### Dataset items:
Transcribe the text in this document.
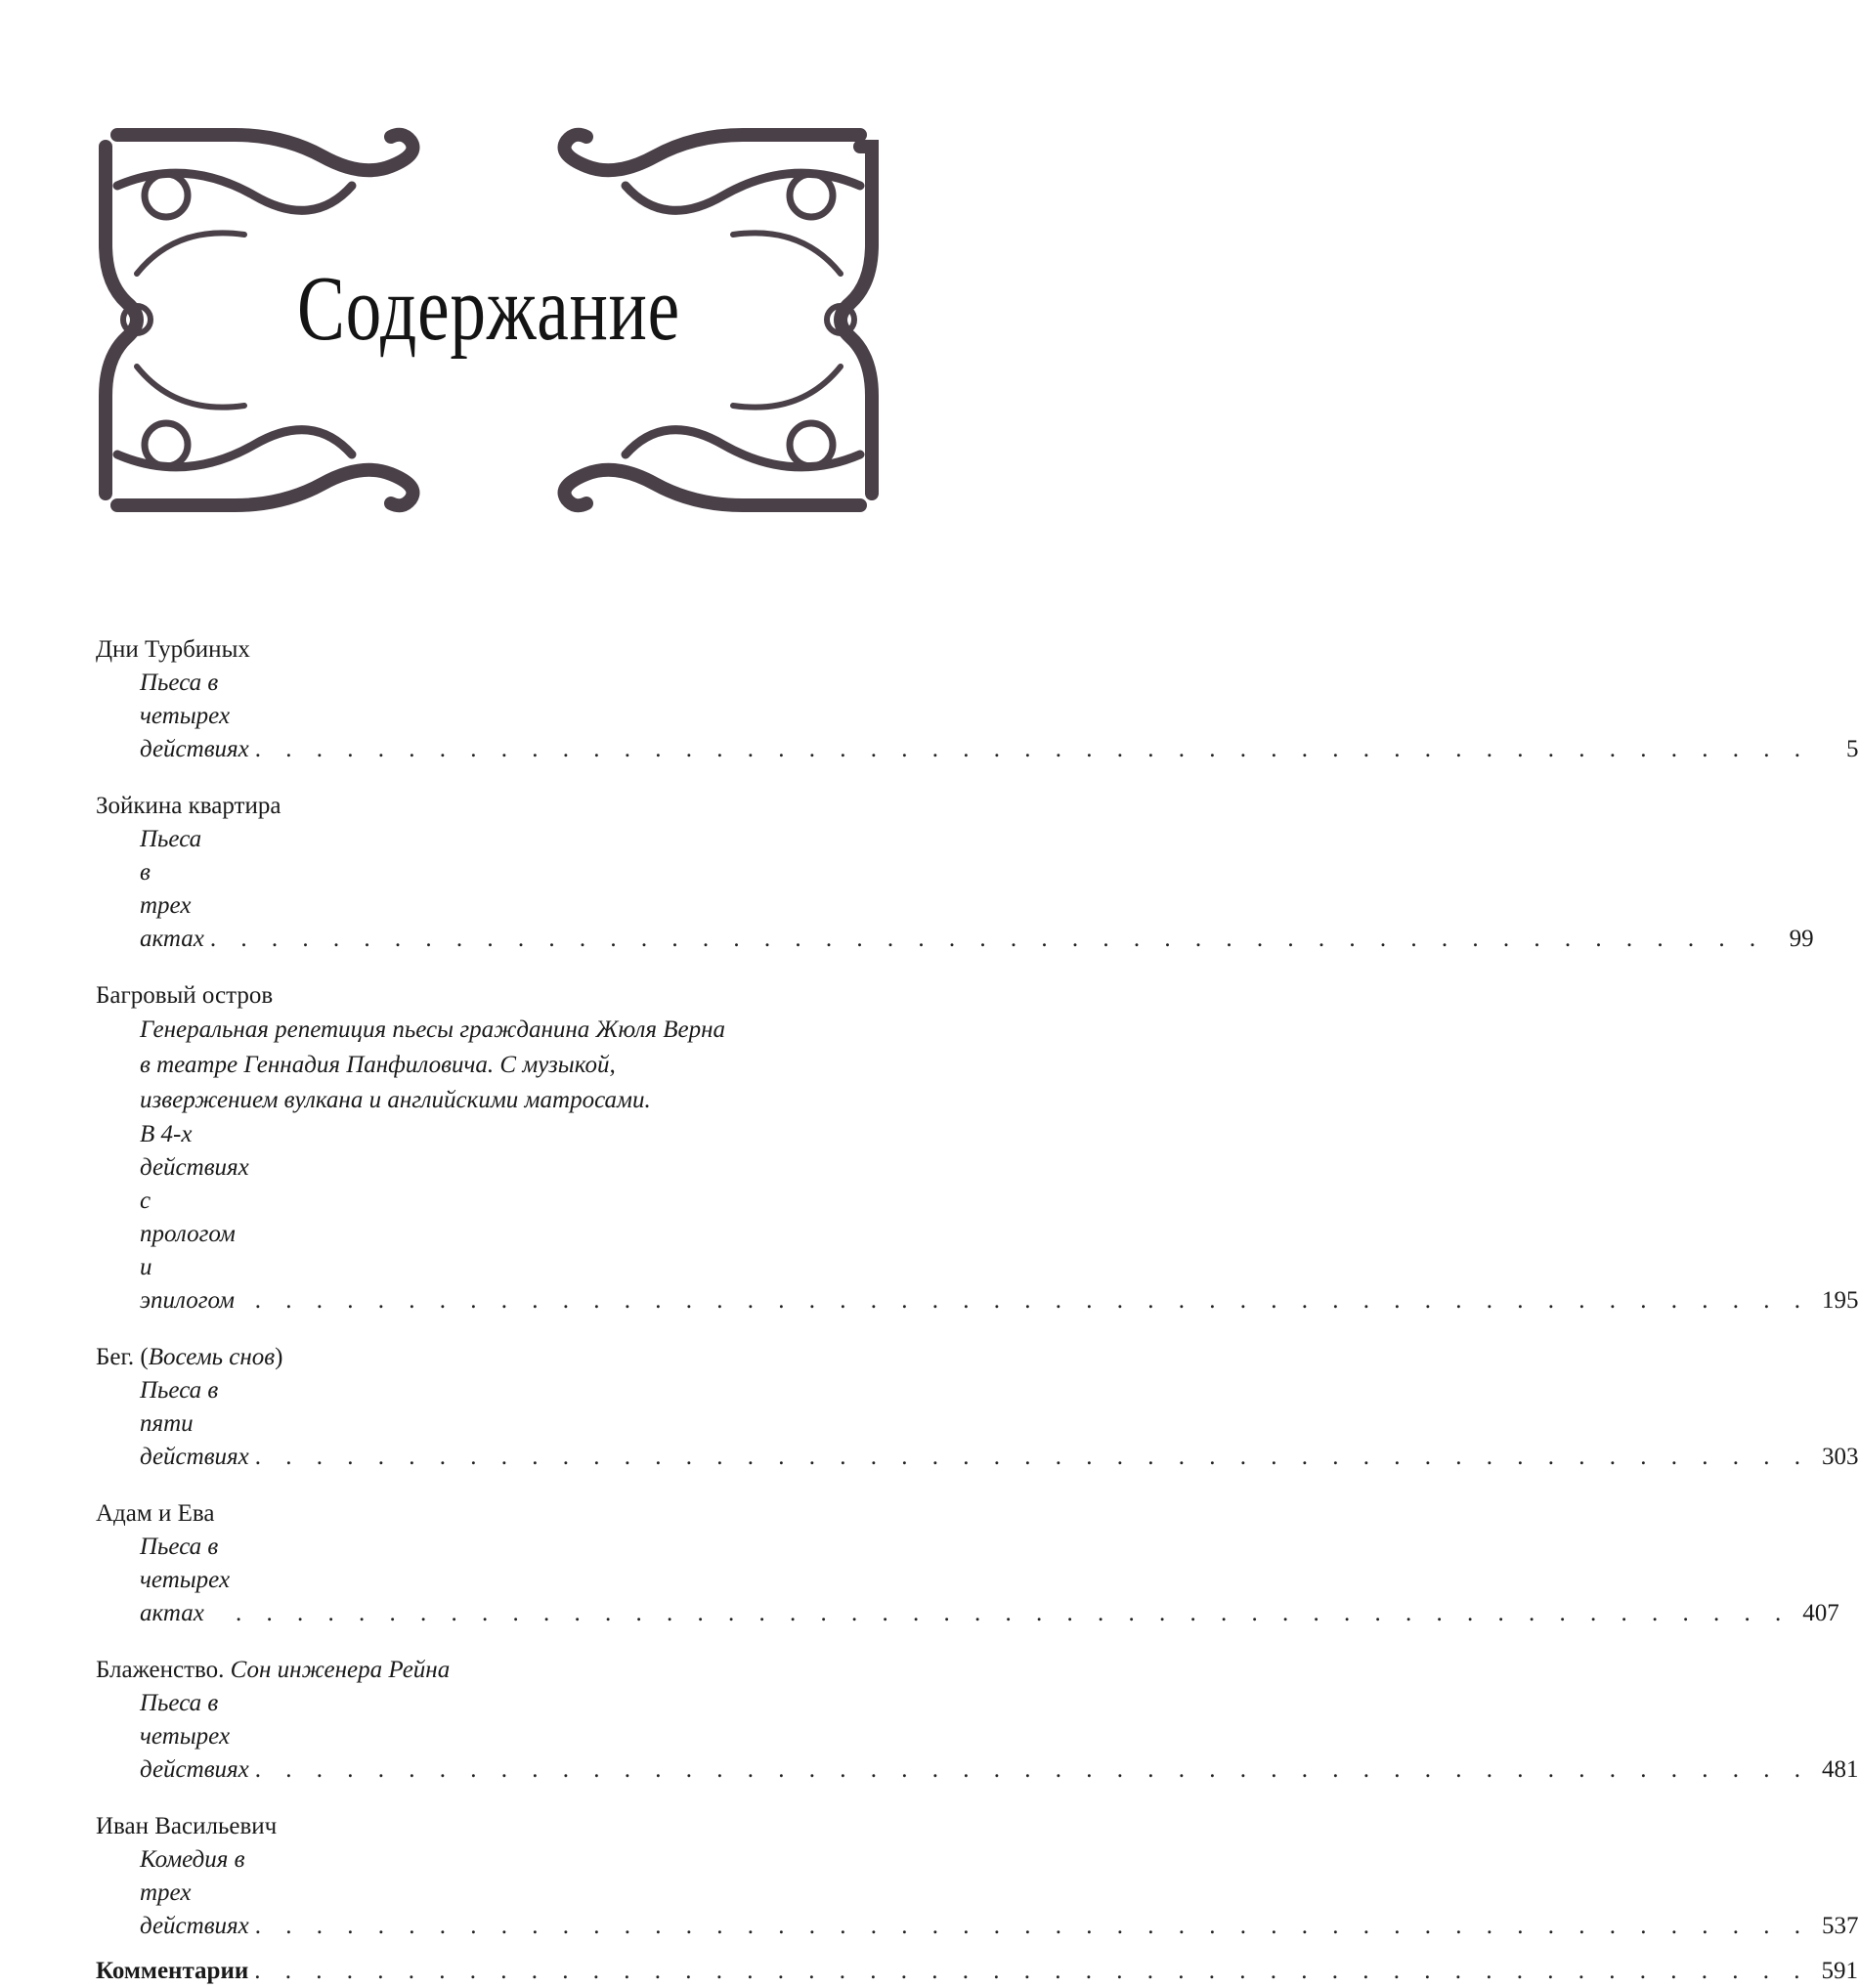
Содержание
Дни Турбиных
Пьеса в четырех действиях . . . . . . . . . . . . . . . . . . . . . . . . . . . . . . . . . . . . . . . . . . . . . . . . . . .	5
Зойкина квартира
Пьеса в трех актах . . . . . . . . . . . . . . . . . . . . . . . . . . . . . . . . . . . . . . . . . . . . . . . . . . .	99
Багровый остров
Генеральная репетиция пьесы гражданина Жюля Верна
в театре Геннадия Панфиловича. С музыкой,
извержением вулкана и английскими матросами.
В 4-х действиях с прологом и эпилогом . . . . . . . . . . . . . . . . . . . . . . . . . . . . . . . . . . . . . . . . . . . . . . . . . . . 195
Бег. (Восемь снов)
Пьеса в пяти действиях . . . . . . . . . . . . . . . . . . . . . . . . . . . . . . . . . . . . . . . . . . . . . . . . . . . 303
Адам и Ева
Пьеса в четырех актах	. . . . . . . . . . . . . . . . . . . . . . . . . . . . . . . . . . . . . . . . . . . . . . . . . . . 407
Блаженство. Сон инженера Рейна
Пьеса в четырех действиях . . . . . . . . . . . . . . . . . . . . . . . . . . . . . . . . . . . . . . . . . . . . . . . . . . . 481
Иван Васильевич
Комедия в трех действиях . . . . . . . . . . . . . . . . . . . . . . . . . . . . . . . . . . . . . . . . . . . . . . . . . . . 537
Комментарии . . . . . . . . . . . . . . . . . . . . . . . . . . . . . . . . . . . . . . . . . . . . . . . . . . . 591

### AIM:
Make an exact copy of the whole listing, but don't bring over any pictures.

### EXERCISE RESPONSE:
Transcribe the text in this document.
Содержание
Дни Турбиных
Пьеса в четырех действиях . . . . . . . . . . . . . . . . . . . . . . . . . . . . . . . . . . . . . . . . . . . . . . . . . . .	5
Зойкина квартира
Пьеса в трех актах . . . . . . . . . . . . . . . . . . . . . . . . . . . . . . . . . . . . . . . . . . . . . . . . . . .	99
Багровый остров
Генеральная репетиция пьесы гражданина Жюля Верна
в театре Геннадия Панфиловича. С музыкой,
извержением вулкана и английскими матросами.
В 4-х действиях с прологом и эпилогом . . . . . . . . . . . . . . . . . . . . . . . . . . . . . . . . . . . . . . . . . . . . . . . . . . . 195
Бег. (Восемь снов)
Пьеса в пяти действиях . . . . . . . . . . . . . . . . . . . . . . . . . . . . . . . . . . . . . . . . . . . . . . . . . . . 303
Адам и Ева
Пьеса в четырех актах	. . . . . . . . . . . . . . . . . . . . . . . . . . . . . . . . . . . . . . . . . . . . . . . . . . . 407
Блаженство. Сон инженера Рейна
Пьеса в четырех действиях . . . . . . . . . . . . . . . . . . . . . . . . . . . . . . . . . . . . . . . . . . . . . . . . . . . 481
Иван Васильевич
Комедия в трех действиях . . . . . . . . . . . . . . . . . . . . . . . . . . . . . . . . . . . . . . . . . . . . . . . . . . . 537
Комментарии . . . . . . . . . . . . . . . . . . . . . . . . . . . . . . . . . . . . . . . . . . . . . . . . . . . 591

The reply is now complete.